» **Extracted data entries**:
┌──

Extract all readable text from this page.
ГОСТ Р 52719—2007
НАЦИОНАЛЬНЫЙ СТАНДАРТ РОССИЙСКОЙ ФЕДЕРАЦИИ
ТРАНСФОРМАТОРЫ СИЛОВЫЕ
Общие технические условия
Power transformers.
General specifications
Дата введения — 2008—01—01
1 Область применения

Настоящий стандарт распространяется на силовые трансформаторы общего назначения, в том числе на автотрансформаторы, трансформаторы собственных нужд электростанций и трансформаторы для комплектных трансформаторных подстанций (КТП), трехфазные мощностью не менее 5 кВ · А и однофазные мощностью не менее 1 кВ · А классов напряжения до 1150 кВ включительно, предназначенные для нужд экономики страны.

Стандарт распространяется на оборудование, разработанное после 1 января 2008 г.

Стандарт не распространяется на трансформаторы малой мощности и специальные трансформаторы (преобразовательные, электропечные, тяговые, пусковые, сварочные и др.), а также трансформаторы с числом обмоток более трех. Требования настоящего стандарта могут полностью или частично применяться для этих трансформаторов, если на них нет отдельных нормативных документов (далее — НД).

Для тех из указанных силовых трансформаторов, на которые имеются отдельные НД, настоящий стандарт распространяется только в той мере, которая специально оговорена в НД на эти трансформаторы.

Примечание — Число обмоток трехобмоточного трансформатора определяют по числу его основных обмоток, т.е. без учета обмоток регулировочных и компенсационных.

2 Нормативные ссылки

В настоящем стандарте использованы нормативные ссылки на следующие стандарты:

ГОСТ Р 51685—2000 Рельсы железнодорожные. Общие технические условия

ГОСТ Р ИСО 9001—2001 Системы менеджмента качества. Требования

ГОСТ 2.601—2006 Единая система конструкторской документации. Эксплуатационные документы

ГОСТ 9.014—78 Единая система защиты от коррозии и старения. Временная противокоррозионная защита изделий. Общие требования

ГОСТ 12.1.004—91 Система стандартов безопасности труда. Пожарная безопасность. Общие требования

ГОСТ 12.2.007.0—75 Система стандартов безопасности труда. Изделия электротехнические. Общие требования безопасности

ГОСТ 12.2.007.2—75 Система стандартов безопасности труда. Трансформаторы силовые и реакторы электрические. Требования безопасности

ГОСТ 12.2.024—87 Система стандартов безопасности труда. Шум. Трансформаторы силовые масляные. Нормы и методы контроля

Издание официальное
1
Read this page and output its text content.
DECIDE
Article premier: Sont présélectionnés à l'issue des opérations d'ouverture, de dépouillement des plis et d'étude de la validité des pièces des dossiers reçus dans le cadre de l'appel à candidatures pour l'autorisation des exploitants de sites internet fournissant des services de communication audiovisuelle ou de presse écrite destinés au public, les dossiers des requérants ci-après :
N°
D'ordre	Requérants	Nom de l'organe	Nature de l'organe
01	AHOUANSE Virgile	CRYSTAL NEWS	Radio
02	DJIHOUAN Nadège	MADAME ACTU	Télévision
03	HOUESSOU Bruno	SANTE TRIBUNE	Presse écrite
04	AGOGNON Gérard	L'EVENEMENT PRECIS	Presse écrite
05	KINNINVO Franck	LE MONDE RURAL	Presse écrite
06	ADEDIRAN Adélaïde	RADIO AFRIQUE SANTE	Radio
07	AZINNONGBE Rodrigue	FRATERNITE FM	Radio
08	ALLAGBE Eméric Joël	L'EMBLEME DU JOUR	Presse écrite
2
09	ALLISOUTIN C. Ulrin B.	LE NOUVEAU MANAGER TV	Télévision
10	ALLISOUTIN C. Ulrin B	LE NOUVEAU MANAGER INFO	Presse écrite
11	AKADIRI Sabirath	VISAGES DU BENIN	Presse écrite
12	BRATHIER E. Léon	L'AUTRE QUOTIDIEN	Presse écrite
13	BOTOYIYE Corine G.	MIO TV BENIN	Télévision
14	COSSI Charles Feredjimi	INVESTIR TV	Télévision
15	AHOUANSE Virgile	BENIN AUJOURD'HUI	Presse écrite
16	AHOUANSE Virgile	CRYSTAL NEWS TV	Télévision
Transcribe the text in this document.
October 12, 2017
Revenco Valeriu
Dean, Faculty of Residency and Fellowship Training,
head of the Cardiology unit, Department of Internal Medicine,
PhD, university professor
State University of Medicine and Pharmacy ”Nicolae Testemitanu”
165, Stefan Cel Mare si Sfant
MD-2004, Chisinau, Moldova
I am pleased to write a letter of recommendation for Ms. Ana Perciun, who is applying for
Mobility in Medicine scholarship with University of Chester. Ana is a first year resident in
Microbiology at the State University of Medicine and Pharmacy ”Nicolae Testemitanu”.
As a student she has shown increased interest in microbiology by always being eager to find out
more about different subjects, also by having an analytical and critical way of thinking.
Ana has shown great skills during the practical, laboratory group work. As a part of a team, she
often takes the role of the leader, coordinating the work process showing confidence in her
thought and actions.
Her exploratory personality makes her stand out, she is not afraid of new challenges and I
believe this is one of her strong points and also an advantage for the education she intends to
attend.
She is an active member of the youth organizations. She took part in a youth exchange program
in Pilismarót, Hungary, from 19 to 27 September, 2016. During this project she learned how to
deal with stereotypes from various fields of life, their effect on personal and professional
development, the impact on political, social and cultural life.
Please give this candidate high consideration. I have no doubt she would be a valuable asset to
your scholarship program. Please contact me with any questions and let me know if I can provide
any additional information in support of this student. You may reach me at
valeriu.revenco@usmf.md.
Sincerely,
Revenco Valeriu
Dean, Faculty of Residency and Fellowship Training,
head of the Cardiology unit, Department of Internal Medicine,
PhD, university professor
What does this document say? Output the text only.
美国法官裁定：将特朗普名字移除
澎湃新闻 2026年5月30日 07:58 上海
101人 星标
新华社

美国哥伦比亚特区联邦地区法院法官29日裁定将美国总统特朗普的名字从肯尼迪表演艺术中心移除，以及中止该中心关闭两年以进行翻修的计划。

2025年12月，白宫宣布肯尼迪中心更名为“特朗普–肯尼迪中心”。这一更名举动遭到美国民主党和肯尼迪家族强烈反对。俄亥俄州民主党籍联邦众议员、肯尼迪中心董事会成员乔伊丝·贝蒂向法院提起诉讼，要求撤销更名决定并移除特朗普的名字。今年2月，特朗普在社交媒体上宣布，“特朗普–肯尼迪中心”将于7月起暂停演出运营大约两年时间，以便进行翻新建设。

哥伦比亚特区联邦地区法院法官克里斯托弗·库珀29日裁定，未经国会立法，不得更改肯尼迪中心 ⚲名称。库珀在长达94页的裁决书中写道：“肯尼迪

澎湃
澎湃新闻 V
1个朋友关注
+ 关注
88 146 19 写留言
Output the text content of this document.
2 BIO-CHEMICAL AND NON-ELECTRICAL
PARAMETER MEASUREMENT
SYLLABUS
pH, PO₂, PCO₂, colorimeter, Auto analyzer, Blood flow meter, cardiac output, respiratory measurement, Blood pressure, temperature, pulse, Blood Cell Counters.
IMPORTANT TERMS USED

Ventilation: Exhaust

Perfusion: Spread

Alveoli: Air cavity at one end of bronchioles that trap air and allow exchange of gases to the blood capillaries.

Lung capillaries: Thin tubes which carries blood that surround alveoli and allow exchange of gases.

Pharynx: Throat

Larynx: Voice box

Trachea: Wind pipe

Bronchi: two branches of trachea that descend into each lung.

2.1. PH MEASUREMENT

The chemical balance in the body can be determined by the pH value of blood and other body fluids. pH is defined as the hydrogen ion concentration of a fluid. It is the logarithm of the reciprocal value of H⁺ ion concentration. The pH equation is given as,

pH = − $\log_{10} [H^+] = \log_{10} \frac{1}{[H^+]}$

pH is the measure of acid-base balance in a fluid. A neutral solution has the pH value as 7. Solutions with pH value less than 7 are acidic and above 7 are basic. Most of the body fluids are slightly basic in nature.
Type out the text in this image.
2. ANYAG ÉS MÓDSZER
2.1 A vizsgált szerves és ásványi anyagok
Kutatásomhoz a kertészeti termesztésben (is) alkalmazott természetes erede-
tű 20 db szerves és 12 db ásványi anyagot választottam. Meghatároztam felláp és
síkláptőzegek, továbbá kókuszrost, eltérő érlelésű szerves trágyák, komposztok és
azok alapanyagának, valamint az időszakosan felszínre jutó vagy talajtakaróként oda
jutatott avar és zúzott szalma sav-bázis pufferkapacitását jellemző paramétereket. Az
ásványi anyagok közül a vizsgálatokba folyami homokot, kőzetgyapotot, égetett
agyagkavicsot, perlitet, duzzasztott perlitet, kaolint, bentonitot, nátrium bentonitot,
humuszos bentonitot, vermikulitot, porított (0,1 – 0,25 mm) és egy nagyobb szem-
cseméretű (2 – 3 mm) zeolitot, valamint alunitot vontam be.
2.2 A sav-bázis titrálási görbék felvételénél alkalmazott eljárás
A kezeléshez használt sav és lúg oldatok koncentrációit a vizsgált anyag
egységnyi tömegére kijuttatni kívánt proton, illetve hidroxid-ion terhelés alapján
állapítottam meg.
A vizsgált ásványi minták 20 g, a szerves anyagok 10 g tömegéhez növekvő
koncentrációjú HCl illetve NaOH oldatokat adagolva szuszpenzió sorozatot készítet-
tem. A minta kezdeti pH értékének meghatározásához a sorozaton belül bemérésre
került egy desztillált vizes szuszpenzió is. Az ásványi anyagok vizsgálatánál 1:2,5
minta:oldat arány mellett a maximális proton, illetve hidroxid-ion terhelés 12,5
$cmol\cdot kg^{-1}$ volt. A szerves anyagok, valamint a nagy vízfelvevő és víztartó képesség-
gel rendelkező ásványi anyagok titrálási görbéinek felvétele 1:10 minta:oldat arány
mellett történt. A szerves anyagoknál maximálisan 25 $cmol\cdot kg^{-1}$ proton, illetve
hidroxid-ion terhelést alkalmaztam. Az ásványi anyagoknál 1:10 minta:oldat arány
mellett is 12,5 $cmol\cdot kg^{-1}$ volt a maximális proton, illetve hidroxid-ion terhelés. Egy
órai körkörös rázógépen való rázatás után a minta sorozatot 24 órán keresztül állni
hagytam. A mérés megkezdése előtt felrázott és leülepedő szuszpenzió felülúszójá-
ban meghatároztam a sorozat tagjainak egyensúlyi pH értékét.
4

└──

» **What is asked**: Establish how many lines of the records contain the string "BENIN" and state that number without elaboration.

» **Response**: 3